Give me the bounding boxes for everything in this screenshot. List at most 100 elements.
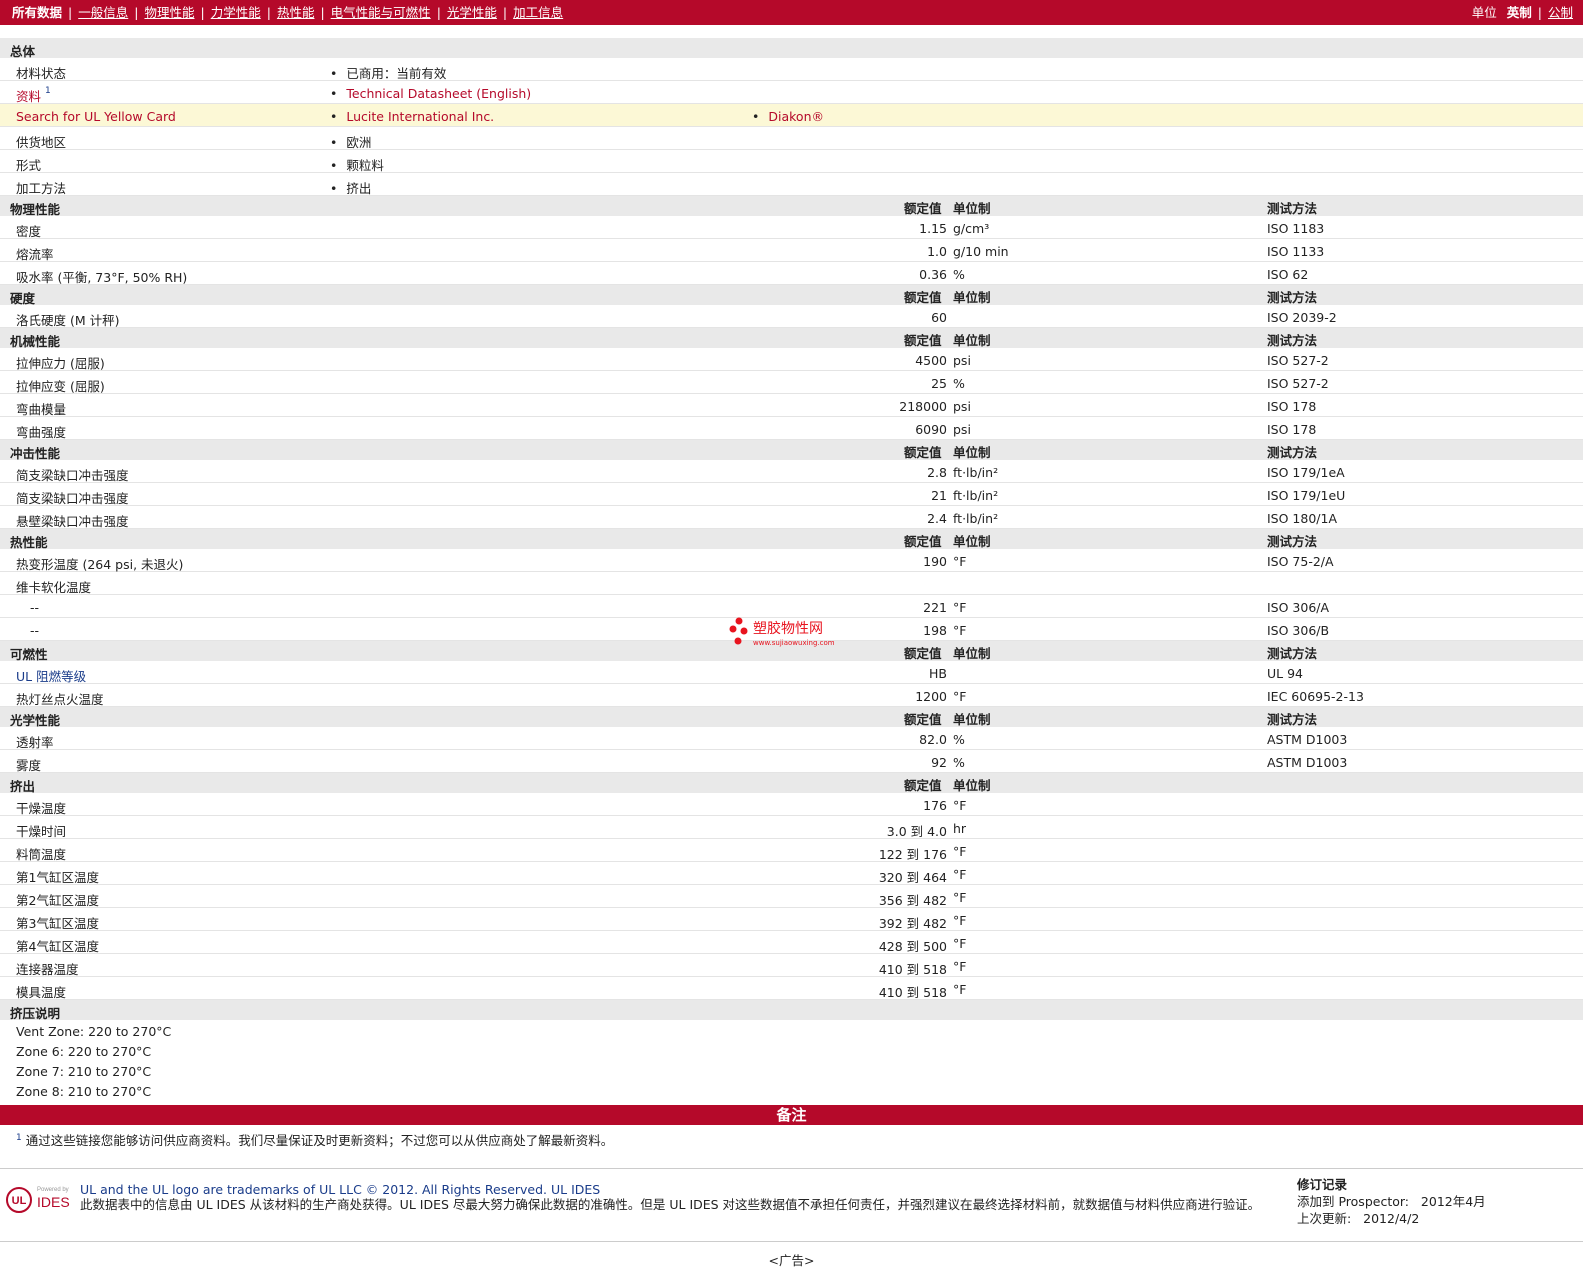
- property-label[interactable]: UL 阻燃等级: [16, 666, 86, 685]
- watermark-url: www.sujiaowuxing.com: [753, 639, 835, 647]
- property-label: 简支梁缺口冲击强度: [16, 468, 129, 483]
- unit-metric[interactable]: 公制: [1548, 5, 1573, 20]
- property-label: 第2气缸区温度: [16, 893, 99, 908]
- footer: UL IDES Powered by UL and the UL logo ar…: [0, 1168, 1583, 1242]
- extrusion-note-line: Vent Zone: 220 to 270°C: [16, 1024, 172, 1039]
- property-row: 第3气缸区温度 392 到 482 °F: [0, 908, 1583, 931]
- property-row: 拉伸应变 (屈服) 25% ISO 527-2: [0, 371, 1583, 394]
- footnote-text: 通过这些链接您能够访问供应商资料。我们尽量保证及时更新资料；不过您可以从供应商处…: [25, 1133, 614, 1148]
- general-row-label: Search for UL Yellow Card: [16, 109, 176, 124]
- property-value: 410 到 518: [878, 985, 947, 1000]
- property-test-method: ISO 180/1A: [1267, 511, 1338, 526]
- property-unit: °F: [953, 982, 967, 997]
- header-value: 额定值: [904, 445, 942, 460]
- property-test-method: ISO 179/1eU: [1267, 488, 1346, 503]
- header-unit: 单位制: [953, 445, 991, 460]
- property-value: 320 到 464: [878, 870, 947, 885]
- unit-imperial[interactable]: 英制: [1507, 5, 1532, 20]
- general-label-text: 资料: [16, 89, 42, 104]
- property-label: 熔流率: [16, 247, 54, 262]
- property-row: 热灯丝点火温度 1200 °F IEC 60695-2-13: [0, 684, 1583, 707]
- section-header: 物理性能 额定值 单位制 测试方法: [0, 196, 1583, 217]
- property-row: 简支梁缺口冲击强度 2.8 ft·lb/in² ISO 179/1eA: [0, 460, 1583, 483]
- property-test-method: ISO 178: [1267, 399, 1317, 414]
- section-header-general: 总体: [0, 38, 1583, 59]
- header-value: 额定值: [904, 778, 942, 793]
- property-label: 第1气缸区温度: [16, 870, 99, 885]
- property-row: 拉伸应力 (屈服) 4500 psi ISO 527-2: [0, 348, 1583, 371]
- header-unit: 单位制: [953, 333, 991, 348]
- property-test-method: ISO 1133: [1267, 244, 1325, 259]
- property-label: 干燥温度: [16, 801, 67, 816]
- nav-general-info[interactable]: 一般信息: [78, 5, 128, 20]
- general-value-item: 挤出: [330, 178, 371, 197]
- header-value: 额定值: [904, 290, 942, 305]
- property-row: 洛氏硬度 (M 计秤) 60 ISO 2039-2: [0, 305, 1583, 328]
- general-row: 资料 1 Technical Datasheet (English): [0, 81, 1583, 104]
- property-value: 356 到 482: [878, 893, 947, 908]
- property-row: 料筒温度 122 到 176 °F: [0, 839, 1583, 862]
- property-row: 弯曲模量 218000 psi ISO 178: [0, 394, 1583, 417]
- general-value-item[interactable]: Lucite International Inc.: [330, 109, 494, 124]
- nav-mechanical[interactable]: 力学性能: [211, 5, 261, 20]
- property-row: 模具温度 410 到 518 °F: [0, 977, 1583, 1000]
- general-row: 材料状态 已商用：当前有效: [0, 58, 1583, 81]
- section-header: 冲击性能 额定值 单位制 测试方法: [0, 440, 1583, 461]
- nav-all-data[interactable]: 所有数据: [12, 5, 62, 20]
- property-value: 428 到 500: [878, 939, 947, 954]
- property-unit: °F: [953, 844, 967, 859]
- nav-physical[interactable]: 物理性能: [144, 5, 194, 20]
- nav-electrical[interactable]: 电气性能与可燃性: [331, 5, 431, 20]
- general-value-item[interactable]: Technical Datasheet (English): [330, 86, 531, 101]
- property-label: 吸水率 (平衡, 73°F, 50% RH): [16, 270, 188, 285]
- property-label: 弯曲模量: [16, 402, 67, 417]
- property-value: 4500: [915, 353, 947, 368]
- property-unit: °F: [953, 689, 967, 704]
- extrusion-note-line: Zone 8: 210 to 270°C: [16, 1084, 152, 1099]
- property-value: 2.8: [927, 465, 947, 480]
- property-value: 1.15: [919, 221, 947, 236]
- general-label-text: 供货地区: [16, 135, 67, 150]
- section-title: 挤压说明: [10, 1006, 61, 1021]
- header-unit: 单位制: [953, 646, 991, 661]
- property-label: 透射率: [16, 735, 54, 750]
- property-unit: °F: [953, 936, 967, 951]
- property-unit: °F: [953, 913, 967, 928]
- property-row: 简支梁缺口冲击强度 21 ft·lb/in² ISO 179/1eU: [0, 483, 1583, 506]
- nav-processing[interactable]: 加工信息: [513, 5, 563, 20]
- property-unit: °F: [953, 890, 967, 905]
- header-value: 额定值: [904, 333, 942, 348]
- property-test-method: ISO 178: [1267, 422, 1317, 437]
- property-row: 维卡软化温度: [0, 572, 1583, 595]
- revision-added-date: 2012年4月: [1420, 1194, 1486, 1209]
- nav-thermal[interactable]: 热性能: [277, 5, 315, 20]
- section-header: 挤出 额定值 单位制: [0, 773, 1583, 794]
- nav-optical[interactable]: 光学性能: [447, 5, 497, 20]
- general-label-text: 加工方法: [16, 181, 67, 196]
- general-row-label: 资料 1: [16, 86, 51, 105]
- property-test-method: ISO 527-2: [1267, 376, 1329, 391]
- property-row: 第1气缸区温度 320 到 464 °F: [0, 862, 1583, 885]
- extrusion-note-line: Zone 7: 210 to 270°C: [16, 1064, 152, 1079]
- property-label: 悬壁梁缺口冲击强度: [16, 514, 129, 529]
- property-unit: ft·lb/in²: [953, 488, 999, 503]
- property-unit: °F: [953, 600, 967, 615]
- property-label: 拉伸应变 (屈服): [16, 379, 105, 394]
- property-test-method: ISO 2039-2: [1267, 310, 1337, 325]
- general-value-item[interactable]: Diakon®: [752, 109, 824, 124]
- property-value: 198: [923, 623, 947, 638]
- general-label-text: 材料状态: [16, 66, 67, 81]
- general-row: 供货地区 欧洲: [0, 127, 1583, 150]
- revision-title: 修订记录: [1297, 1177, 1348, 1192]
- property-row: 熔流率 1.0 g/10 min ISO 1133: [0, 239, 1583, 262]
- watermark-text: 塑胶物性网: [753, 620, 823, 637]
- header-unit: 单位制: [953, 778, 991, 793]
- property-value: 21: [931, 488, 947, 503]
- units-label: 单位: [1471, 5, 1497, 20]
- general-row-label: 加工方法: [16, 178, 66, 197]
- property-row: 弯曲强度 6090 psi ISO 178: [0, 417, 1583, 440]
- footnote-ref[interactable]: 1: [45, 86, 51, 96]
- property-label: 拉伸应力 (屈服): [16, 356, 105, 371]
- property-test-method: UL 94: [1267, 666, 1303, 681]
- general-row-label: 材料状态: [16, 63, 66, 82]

**GOAL OF THE EXERCISE**: Reproduce the records with every "property-row" swapped for "table-row" and all other text left as is. Omit the pictures.

**RESPONSE TO THE TASK**:
Give me the bounding boxes for everything in this screenshot. List at most 100 elements.
- property-label[interactable]: UL 阻燃等级: [16, 666, 86, 685]
- watermark-url: www.sujiaowuxing.com: [753, 639, 835, 647]
- property-label: 简支梁缺口冲击强度: [16, 468, 129, 483]
- unit-metric[interactable]: 公制: [1548, 5, 1573, 20]
- property-label: 第2气缸区温度: [16, 893, 99, 908]
- footer: UL IDES Powered by UL and the UL logo ar…: [0, 1168, 1583, 1242]
- extrusion-note-line: Vent Zone: 220 to 270°C: [16, 1024, 172, 1039]
- table-row: 第3气缸区温度 392 到 482 °F: [0, 908, 1583, 931]
- table-row: 拉伸应变 (屈服) 25% ISO 527-2: [0, 371, 1583, 394]
- footnote-text: 通过这些链接您能够访问供应商资料。我们尽量保证及时更新资料；不过您可以从供应商处…: [25, 1133, 614, 1148]
- general-row-label: Search for UL Yellow Card: [16, 109, 176, 124]
- property-value: 410 到 518: [878, 985, 947, 1000]
- property-test-method: ISO 180/1A: [1267, 511, 1338, 526]
- property-unit: °F: [953, 982, 967, 997]
- header-value: 额定值: [904, 445, 942, 460]
- property-test-method: ISO 179/1eU: [1267, 488, 1346, 503]
- header-unit: 单位制: [953, 445, 991, 460]
- property-value: 320 到 464: [878, 870, 947, 885]
- unit-imperial[interactable]: 英制: [1507, 5, 1532, 20]
- general-label-text: 资料: [16, 89, 42, 104]
- property-label: 熔流率: [16, 247, 54, 262]
- table-row: 热灯丝点火温度 1200 °F IEC 60695-2-13: [0, 684, 1583, 707]
- section-header: 物理性能 额定值 单位制 测试方法: [0, 196, 1583, 217]
- table-row: 简支梁缺口冲击强度 2.8 ft·lb/in² ISO 179/1eA: [0, 460, 1583, 483]
- property-test-method: ISO 178: [1267, 399, 1317, 414]
- section-header-general: 总体: [0, 38, 1583, 59]
- header-value: 额定值: [904, 778, 942, 793]
- property-label: 第1气缸区温度: [16, 870, 99, 885]
- table-row: 拉伸应力 (屈服) 4500 psi ISO 527-2: [0, 348, 1583, 371]
- header-unit: 单位制: [953, 333, 991, 348]
- property-test-method: ISO 1133: [1267, 244, 1325, 259]
- property-label: 干燥温度: [16, 801, 67, 816]
- nav-general-info[interactable]: 一般信息: [78, 5, 128, 20]
- general-value-item: 挤出: [330, 178, 371, 197]
- header-value: 额定值: [904, 290, 942, 305]
- table-row: 洛氏硬度 (M 计秤) 60 ISO 2039-2: [0, 305, 1583, 328]
- general-row: 资料 1 Technical Datasheet (English): [0, 81, 1583, 104]
- property-value: 356 到 482: [878, 893, 947, 908]
- table-row: 料筒温度 122 到 176 °F: [0, 839, 1583, 862]
- table-row: 弯曲模量 218000 psi ISO 178: [0, 394, 1583, 417]
- general-value-item[interactable]: Lucite International Inc.: [330, 109, 494, 124]
- nav-mechanical[interactable]: 力学性能: [211, 5, 261, 20]
- table-row: 模具温度 410 到 518 °F: [0, 977, 1583, 1000]
- general-row: 材料状态 已商用：当前有效: [0, 58, 1583, 81]
- section-header: 冲击性能 额定值 单位制 测试方法: [0, 440, 1583, 461]
- nav-all-data[interactable]: 所有数据: [12, 5, 62, 20]
- property-value: 428 到 500: [878, 939, 947, 954]
- property-unit: °F: [953, 844, 967, 859]
- nav-physical[interactable]: 物理性能: [144, 5, 194, 20]
- nav-electrical[interactable]: 电气性能与可燃性: [331, 5, 431, 20]
- general-value-item[interactable]: Technical Datasheet (English): [330, 86, 531, 101]
- property-label: 吸水率 (平衡, 73°F, 50% RH): [16, 270, 188, 285]
- property-label: 弯曲模量: [16, 402, 67, 417]
- property-value: 4500: [915, 353, 947, 368]
- property-unit: °F: [953, 689, 967, 704]
- extrusion-note-line: Zone 8: 210 to 270°C: [16, 1084, 152, 1099]
- property-value: 2.8: [927, 465, 947, 480]
- property-value: 1.15: [919, 221, 947, 236]
- general-label-text: 供货地区: [16, 135, 67, 150]
- section-title: 挤压说明: [10, 1006, 61, 1021]
- header-unit: 单位制: [953, 646, 991, 661]
- property-label: 透射率: [16, 735, 54, 750]
- property-unit: °F: [953, 936, 967, 951]
- property-unit: °F: [953, 913, 967, 928]
- table-row: 简支梁缺口冲击强度 21 ft·lb/in² ISO 179/1eU: [0, 483, 1583, 506]
- nav-processing[interactable]: 加工信息: [513, 5, 563, 20]
- property-unit: °F: [953, 890, 967, 905]
- header-value: 额定值: [904, 333, 942, 348]
- property-test-method: ISO 178: [1267, 422, 1317, 437]
- table-row: 维卡软化温度: [0, 572, 1583, 595]
- revision-added-date: 2012年4月: [1420, 1194, 1486, 1209]
- nav-thermal[interactable]: 热性能: [277, 5, 315, 20]
- section-header: 挤出 额定值 单位制: [0, 773, 1583, 794]
- nav-optical[interactable]: 光学性能: [447, 5, 497, 20]
- general-label-text: 加工方法: [16, 181, 67, 196]
- general-row-label: 资料 1: [16, 86, 51, 105]
- property-test-method: ISO 527-2: [1267, 376, 1329, 391]
- table-row: 第1气缸区温度 320 到 464 °F: [0, 862, 1583, 885]
- extrusion-note-line: Zone 7: 210 to 270°C: [16, 1064, 152, 1079]
- property-label: 悬壁梁缺口冲击强度: [16, 514, 129, 529]
- property-unit: ft·lb/in²: [953, 488, 999, 503]
- property-unit: °F: [953, 600, 967, 615]
- property-label: 拉伸应变 (屈服): [16, 379, 105, 394]
- property-test-method: ISO 2039-2: [1267, 310, 1337, 325]
- general-value-item[interactable]: Diakon®: [752, 109, 824, 124]
- property-value: 198: [923, 623, 947, 638]
- general-label-text: 材料状态: [16, 66, 67, 81]
- general-row: 供货地区 欧洲: [0, 127, 1583, 150]
- revision-title: 修订记录: [1297, 1177, 1348, 1192]
- table-row: 熔流率 1.0 g/10 min ISO 1133: [0, 239, 1583, 262]
- watermark-text: 塑胶物性网: [753, 620, 823, 637]
- header-unit: 单位制: [953, 778, 991, 793]
- property-value: 21: [931, 488, 947, 503]
- units-label: 单位: [1471, 5, 1497, 20]
- general-row-label: 加工方法: [16, 178, 66, 197]
- table-row: 弯曲强度 6090 psi ISO 178: [0, 417, 1583, 440]
- footnote-ref[interactable]: 1: [45, 86, 51, 96]
- property-label: 拉伸应力 (屈服): [16, 356, 105, 371]
- property-test-method: UL 94: [1267, 666, 1303, 681]
- general-row-label: 材料状态: [16, 63, 66, 82]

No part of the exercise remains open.